**Try it:** Could you resume the legal passage on the shareholder derivative complaint, picking up right after its final sentence?

**Document passage:**
====================

Since Counts II and III incorporate all averments of Count I, each necessarily states as good a claim as Count I, and in reversing as to II and III we mean no more than that. The averments of wrongful purpose in Count II and of negligence in Count III are, in this complaint, so interdependent with the averments of conflict of interest in Count I that it is fruitless on this appeal to decide whether the averment of purpose in Count II would be formally sufficient to claim fraudulent intent if that were a necessary element of the claim or whether the law of Illinois would recognize negligence in management (characterized by the pleader as recklessness and gross disregard for corporate interests) as a predicate for a shareholder's derivative action.
See Duane v. Altenburg, supra; Robison v. Caster (7th Cir., 1966), 356 F.2d 924, 925 and Di Vito v. Fidelity and Deposit Company of Maryland (7th Cir., 1966), 361 F.2d 936, 939.
See Shlensky v. Wrigley (1968), 95 Ill. App.2d 173, 237 N.E.2d 776, 780; 19 Am.Jur.2d, Corporations § 534, p. 72.
Rule 23.1, F.R.C.P. requires that the complaint in a derivative action be verified. The original complaint was verified by an affidavit of plaintiff, the amended complaint by affidavit of one of her attorneys. The latter stated that he has knowledge of certain of the facts stated in the complaint and such facts are true and correct; that he has information respecting all other facts stated and that with respect to all such facts he believes them to be true and they are true to the best of his information and belief. The objection, raised for the first time on appeal, is that there is nothing which identifies the statements as to which he has knowledge nor those as to which he has information and belief. No federal rule or decision, however, requires such identification.

====================

**Information:**
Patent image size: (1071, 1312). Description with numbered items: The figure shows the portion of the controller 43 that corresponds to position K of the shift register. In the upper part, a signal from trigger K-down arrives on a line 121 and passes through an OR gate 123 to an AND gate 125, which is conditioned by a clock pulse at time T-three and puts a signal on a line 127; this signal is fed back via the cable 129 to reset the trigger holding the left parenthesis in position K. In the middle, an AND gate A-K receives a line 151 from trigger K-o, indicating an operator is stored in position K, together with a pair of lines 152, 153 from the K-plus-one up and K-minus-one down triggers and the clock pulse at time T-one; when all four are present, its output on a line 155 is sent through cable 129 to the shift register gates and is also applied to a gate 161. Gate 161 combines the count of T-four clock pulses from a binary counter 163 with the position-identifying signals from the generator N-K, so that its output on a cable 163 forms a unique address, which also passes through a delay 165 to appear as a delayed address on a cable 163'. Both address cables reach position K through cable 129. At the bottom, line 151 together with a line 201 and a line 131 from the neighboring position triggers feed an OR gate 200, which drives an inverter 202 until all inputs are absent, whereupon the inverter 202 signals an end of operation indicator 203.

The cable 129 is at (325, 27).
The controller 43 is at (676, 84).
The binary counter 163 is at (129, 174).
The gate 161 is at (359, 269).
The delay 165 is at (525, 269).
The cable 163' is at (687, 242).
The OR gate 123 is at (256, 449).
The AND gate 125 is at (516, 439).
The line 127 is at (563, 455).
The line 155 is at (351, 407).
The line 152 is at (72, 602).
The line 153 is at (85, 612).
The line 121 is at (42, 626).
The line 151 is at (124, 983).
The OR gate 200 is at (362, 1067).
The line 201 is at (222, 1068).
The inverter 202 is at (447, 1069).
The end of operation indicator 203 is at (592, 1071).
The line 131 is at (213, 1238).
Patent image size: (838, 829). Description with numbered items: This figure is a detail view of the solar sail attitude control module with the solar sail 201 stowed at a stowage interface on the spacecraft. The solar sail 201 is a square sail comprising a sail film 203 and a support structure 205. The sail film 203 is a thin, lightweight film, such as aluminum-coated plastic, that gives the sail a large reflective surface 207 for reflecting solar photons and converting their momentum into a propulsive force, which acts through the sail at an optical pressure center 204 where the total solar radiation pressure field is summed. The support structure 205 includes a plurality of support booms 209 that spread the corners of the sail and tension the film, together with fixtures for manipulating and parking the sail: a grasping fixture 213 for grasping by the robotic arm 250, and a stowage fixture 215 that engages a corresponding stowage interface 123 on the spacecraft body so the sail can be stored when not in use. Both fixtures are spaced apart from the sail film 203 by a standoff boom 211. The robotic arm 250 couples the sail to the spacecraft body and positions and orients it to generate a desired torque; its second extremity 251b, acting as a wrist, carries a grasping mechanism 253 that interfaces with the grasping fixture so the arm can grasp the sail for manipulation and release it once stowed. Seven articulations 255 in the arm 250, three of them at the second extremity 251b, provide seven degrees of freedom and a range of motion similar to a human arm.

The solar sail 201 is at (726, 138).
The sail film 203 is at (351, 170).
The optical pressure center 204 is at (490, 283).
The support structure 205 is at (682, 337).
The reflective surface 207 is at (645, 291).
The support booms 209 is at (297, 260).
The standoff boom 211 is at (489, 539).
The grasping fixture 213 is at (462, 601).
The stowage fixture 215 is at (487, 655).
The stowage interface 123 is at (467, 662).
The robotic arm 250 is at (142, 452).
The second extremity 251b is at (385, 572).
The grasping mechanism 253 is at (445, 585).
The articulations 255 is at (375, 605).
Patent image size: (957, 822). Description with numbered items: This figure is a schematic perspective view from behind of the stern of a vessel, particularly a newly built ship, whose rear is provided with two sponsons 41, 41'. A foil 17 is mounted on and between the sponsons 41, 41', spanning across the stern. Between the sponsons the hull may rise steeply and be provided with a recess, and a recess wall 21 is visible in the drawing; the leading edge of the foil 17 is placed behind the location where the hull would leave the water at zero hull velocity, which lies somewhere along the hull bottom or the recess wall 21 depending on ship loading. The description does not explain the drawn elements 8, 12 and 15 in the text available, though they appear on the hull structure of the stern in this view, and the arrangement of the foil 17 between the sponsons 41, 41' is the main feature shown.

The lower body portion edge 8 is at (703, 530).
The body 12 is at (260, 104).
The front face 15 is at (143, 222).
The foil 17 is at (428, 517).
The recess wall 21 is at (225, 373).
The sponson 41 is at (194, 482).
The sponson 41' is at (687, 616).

====================

**Result below:**
See Surowitz v. Hilton Hotels Corp. (1966), 383 U.S. 363, 365, 86 S.Ct. 845, 15 L.Ed.2d 807.
Defendants also challenge plaintiff's right to bring the action because she did not own the stock at the time of the transactions complained of. The complaint states that at the time of the transactions the estate of Moray Briskin held the shares, and that they devolved upon her by operation of law. On its face the complaint complies with Rule 23.1, F.R.C.P. requiring an allegation "that the plaintiff was a shareholder or member at the time of the transaction of which he complains or that his share or membership thereafter devolved on him by operation of law."
Going beyond the face of the complaint, however, it is conceded that after Moray's death the ownership of the shares was in dispute, that there was litigation between the executor and Lester, and that the matter was settled by agreement, upon which a decree was based. The decree recites that the executor claimed 40,000 shares standing in the name of Moray while Lester claimed them as trustee of a living trust; that plaintiff (here) had renounced the will and is entitled to statutory rights; that if the executor prevailed, plaintiff (here) would be entitled to one-third of 40,000 shares, subject to obligations of the estate; and that by agreement she reduced her portion to 10,000 shares. Various other matters were also settled by agreement.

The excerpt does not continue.